(Dataset entries on figures)
────

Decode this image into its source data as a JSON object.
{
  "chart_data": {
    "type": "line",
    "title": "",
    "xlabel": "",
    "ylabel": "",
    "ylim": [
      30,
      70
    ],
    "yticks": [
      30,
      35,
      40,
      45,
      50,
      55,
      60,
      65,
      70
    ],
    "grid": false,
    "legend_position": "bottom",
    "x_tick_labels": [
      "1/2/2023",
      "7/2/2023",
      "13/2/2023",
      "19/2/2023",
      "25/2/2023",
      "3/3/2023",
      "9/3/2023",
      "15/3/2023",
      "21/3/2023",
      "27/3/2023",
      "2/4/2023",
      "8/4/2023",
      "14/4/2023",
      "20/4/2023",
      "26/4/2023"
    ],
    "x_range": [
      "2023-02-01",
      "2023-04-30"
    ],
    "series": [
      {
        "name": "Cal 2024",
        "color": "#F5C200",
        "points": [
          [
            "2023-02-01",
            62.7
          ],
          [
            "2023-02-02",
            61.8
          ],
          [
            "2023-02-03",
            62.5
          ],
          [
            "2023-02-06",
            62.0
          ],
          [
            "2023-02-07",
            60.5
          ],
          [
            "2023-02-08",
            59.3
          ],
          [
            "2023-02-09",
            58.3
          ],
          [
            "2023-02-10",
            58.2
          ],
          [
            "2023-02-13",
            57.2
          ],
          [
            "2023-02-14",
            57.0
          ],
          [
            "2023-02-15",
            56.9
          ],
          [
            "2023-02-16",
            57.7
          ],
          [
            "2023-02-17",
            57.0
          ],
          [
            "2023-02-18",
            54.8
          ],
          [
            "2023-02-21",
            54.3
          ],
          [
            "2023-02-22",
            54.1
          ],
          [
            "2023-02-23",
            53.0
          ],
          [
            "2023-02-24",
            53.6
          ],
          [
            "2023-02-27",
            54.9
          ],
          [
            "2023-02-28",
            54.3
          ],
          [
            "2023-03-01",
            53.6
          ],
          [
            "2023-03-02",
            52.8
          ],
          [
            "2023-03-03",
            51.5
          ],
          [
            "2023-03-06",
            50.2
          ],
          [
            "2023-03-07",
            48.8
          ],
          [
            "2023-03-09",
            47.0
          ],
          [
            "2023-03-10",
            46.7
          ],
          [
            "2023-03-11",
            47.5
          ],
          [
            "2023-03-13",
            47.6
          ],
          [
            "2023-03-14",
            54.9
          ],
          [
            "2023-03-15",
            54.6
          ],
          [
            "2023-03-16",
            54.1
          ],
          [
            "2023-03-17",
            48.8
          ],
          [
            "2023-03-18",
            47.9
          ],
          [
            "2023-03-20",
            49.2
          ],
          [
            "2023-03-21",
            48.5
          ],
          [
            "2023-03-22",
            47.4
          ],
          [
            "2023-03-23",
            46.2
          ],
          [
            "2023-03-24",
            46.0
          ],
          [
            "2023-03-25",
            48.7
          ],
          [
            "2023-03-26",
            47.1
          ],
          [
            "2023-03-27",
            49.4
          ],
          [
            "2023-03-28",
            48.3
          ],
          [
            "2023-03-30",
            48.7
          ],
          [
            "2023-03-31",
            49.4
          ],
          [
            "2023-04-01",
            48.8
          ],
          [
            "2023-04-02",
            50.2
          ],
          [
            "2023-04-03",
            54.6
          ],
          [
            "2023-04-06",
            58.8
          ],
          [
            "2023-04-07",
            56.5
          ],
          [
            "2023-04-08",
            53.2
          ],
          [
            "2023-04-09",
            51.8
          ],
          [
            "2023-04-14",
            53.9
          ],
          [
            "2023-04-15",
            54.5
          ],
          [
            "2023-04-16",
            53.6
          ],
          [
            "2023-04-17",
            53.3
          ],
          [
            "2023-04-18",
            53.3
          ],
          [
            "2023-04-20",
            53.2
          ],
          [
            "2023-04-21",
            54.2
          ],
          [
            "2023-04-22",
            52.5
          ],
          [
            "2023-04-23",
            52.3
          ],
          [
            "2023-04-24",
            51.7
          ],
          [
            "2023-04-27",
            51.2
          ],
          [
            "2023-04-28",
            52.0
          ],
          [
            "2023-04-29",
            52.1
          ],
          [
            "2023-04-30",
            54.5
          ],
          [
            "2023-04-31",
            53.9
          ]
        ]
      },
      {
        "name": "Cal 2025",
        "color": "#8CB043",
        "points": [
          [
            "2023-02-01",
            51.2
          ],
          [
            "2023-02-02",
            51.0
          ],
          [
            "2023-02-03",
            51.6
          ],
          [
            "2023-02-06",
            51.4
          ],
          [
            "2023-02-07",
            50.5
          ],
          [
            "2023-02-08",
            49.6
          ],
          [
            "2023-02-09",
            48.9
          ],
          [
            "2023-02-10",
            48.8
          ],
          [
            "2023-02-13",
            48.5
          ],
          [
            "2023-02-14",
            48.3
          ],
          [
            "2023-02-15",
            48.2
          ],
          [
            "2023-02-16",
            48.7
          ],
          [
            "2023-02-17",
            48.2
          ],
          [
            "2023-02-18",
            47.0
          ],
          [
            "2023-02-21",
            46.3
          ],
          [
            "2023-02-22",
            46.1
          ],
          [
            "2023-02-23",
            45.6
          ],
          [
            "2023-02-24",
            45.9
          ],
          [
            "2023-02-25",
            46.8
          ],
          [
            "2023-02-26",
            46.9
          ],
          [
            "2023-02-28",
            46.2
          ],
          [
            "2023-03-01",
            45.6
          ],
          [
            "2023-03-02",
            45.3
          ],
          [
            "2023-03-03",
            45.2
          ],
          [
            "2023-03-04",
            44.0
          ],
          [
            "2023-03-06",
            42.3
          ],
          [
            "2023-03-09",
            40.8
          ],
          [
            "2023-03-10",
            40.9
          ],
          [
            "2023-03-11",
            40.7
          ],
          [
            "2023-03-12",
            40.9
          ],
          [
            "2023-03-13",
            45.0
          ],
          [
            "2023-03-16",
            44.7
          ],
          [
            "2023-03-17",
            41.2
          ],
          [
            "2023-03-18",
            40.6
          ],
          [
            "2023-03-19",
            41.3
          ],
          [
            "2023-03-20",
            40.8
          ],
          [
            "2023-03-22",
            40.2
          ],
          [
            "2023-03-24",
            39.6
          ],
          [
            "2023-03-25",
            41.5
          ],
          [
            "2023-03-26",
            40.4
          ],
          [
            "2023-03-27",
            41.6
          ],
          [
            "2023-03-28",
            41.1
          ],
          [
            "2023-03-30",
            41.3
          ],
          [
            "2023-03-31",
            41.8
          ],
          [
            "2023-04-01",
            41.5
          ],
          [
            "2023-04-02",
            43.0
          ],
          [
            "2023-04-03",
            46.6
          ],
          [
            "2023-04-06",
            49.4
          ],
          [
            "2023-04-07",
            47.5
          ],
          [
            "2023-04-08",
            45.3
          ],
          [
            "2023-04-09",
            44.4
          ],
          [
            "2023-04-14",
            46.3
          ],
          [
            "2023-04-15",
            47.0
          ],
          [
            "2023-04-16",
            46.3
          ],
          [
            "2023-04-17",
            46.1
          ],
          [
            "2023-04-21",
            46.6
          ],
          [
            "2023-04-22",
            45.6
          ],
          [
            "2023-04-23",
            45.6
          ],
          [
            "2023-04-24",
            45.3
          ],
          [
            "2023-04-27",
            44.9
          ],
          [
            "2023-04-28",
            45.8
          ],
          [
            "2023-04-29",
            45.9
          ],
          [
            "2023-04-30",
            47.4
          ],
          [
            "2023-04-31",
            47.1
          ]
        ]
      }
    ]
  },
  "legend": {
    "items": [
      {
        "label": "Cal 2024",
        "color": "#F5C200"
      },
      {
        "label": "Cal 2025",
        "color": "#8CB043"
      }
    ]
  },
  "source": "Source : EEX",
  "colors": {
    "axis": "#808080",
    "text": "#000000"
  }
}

────

● **TASK STATEMENT**
Print the listing above in its entirety, with every line exact.

● **FINISHED ANSWER**
Decode this image into its source data as a JSON object.
{
  "chart_data": {
    "type": "line",
    "title": "",
    "xlabel": "",
    "ylabel": "",
    "ylim": [
      30,
      70
    ],
    "yticks": [
      30,
      35,
      40,
      45,
      50,
      55,
      60,
      65,
      70
    ],
    "grid": false,
    "legend_position": "bottom",
    "x_tick_labels": [
      "1/2/2023",
      "7/2/2023",
      "13/2/2023",
      "19/2/2023",
      "25/2/2023",
      "3/3/2023",
      "9/3/2023",
      "15/3/2023",
      "21/3/2023",
      "27/3/2023",
      "2/4/2023",
      "8/4/2023",
      "14/4/2023",
      "20/4/2023",
      "26/4/2023"
    ],
    "x_range": [
      "2023-02-01",
      "2023-04-30"
    ],
    "series": [
      {
        "name": "Cal 2024",
        "color": "#F5C200",
        "points": [
          [
            "2023-02-01",
            62.7
          ],
          [
            "2023-02-02",
            61.8
          ],
          [
            "2023-02-03",
            62.5
          ],
          [
            "2023-02-06",
            62.0
          ],
          [
            "2023-02-07",
            60.5
          ],
          [
            "2023-02-08",
            59.3
          ],
          [
            "2023-02-09",
            58.3
          ],
          [
            "2023-02-10",
            58.2
          ],
          [
            "2023-02-13",
            57.2
          ],
          [
            "2023-02-14",
            57.0
          ],
          [
            "2023-02-15",
            56.9
          ],
          [
            "2023-02-16",
            57.7
          ],
          [
            "2023-02-17",
            57.0
          ],
          [
            "2023-02-18",
            54.8
          ],
          [
            "2023-02-21",
            54.3
          ],
          [
            "2023-02-22",
            54.1
          ],
          [
            "2023-02-23",
            53.0
          ],
          [
            "2023-02-24",
            53.6
          ],
          [
            "2023-02-27",
            54.9
          ],
          [
            "2023-02-28",
            54.3
          ],
          [
            "2023-03-01",
            53.6
          ],
          [
            "2023-03-02",
            52.8
          ],
          [
            "2023-03-03",
            51.5
          ],
          [
            "2023-03-06",
            50.2
          ],
          [
            "2023-03-07",
            48.8
          ],
          [
            "2023-03-09",
            47.0
          ],
          [
            "2023-03-10",
            46.7
          ],
          [
            "2023-03-11",
            47.5
          ],
          [
            "2023-03-13",
            47.6
          ],
          [
            "2023-03-14",
            54.9
          ],
          [
            "2023-03-15",
            54.6
          ],
          [
            "2023-03-16",
            54.1
          ],
          [
            "2023-03-17",
            48.8
          ],
          [
            "2023-03-18",
            47.9
          ],
          [
            "2023-03-20",
            49.2
          ],
          [
            "2023-03-21",
            48.5
          ],
          [
            "2023-03-22",
            47.4
          ],
          [
            "2023-03-23",
            46.2
          ],
          [
            "2023-03-24",
            46.0
          ],
          [
            "2023-03-25",
            48.7
          ],
          [
            "2023-03-26",
            47.1
          ],
          [
            "2023-03-27",
            49.4
          ],
          [
            "2023-03-28",
            48.3
          ],
          [
            "2023-03-30",
            48.7
          ],
          [
            "2023-03-31",
            49.4
          ],
          [
            "2023-04-01",
            48.8
          ],
          [
            "2023-04-02",
            50.2
          ],
          [
            "2023-04-03",
            54.6
          ],
          [
            "2023-04-06",
            58.8
          ],
          [
            "2023-04-07",
            56.5
          ],
          [
            "2023-04-08",
            53.2
          ],
          [
            "2023-04-09",
            51.8
          ],
          [
            "2023-04-14",
            53.9
          ],
          [
            "2023-04-15",
            54.5
          ],
          [
            "2023-04-16",
            53.6
          ],
          [
            "2023-04-17",
            53.3
          ],
          [
            "2023-04-18",
            53.3
          ],
          [
            "2023-04-20",
            53.2
          ],
          [
            "2023-04-21",
            54.2
          ],
          [
            "2023-04-22",
            52.5
          ],
          [
            "2023-04-23",
            52.3
          ],
          [
            "2023-04-24",
            51.7
          ],
          [
            "2023-04-27",
            51.2
          ],
          [
            "2023-04-28",
            52.0
          ],
          [
            "2023-04-29",
            52.1
          ],
          [
            "2023-04-30",
            54.5
          ],
          [
            "2023-04-31",
            53.9
          ]
        ]
      },
      {
        "name": "Cal 2025",
        "color": "#8CB043",
        "points": [
          [
            "2023-02-01",
            51.2
          ],
          [
            "2023-02-02",
            51.0
          ],
          [
            "2023-02-03",
            51.6
          ],
          [
            "2023-02-06",
            51.4
          ],
          [
            "2023-02-07",
            50.5
          ],
          [
            "2023-02-08",
            49.6
          ],
          [
            "2023-02-09",
            48.9
          ],
          [
            "2023-02-10",
            48.8
          ],
          [
            "2023-02-13",
            48.5
          ],
          [
            "2023-02-14",
            48.3
          ],
          [
            "2023-02-15",
            48.2
          ],
          [
            "2023-02-16",
            48.7
          ],
          [
            "2023-02-17",
            48.2
          ],
          [
            "2023-02-18",
            47.0
          ],
          [
            "2023-02-21",
            46.3
          ],
          [
            "2023-02-22",
            46.1
          ],
          [
            "2023-02-23",
            45.6
          ],
          [
            "2023-02-24",
            45.9
          ],
          [
            "2023-02-25",
            46.8
          ],
          [
            "2023-02-26",
            46.9
          ],
          [
            "2023-02-28",
            46.2
          ],
          [
            "2023-03-01",
            45.6
          ],
          [
            "2023-03-02",
            45.3
          ],
          [
            "2023-03-03",
            45.2
          ],
          [
            "2023-03-04",
            44.0
          ],
          [
            "2023-03-06",
            42.3
          ],
          [
            "2023-03-09",
            40.8
          ],
          [
            "2023-03-10",
            40.9
          ],
          [
            "2023-03-11",
            40.7
          ],
          [
            "2023-03-12",
            40.9
          ],
          [
            "2023-03-13",
            45.0
          ],
          [
            "2023-03-16",
            44.7
          ],
          [
            "2023-03-17",
            41.2
          ],
          [
            "2023-03-18",
            40.6
          ],
          [
            "2023-03-19",
            41.3
          ],
          [
            "2023-03-20",
            40.8
          ],
          [
            "2023-03-22",
            40.2
          ],
          [
            "2023-03-24",
            39.6
          ],
          [
            "2023-03-25",
            41.5
          ],
          [
            "2023-03-26",
            40.4
          ],
          [
            "2023-03-27",
            41.6
          ],
          [
            "2023-03-28",
            41.1
          ],
          [
            "2023-03-30",
            41.3
          ],
          [
            "2023-03-31",
            41.8
          ],
          [
            "2023-04-01",
            41.5
          ],
          [
            "2023-04-02",
            43.0
          ],
          [
            "2023-04-03",
            46.6
          ],
          [
            "2023-04-06",
            49.4
          ],
          [
            "2023-04-07",
            47.5
          ],
          [
            "2023-04-08",
            45.3
          ],
          [
            "2023-04-09",
            44.4
          ],
          [
            "2023-04-14",
            46.3
          ],
          [
            "2023-04-15",
            47.0
          ],
          [
            "2023-04-16",
            46.3
          ],
          [
            "2023-04-17",
            46.1
          ],
          [
            "2023-04-21",
            46.6
          ],
          [
            "2023-04-22",
            45.6
          ],
          [
            "2023-04-23",
            45.6
          ],
          [
            "2023-04-24",
            45.3
          ],
          [
            "2023-04-27",
            44.9
          ],
          [
            "2023-04-28",
            45.8
          ],
          [
            "2023-04-29",
            45.9
          ],
          [
            "2023-04-30",
            47.4
          ],
          [
            "2023-04-31",
            47.1
          ]
        ]
      }
    ]
  },
  "legend": {
    "items": [
      {
        "label": "Cal 2024",
        "color": "#F5C200"
      },
      {
        "label": "Cal 2025",
        "color": "#8CB043"
      }
    ]
  },
  "source": "Source : EEX",
  "colors": {
    "axis": "#808080",
    "text": "#000000"
  }
}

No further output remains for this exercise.